> _Given task_: Filter these entries so that only lines with the word "color" remain.

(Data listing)

▼

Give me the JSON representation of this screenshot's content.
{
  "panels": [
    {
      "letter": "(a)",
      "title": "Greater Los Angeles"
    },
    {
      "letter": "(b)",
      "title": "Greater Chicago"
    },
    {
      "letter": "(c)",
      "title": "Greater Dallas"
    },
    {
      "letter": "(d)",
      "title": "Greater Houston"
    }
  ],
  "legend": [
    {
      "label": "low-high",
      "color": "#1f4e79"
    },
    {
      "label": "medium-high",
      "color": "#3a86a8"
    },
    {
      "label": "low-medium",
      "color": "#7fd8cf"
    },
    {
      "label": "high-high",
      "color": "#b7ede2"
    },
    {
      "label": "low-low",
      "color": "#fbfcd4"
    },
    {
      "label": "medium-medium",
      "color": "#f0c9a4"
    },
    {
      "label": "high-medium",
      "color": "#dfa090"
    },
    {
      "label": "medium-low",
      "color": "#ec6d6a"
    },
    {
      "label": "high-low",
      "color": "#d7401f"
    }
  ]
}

▲

> _Exercise answer_:
      "color": "#1f4e79"
      "color": "#3a86a8"
      "color": "#7fd8cf"
      "color": "#b7ede2"
      "color": "#fbfcd4"
      "color": "#f0c9a4"
      "color": "#dfa090"
      "color": "#ec6d6a"
      "color": "#d7401f"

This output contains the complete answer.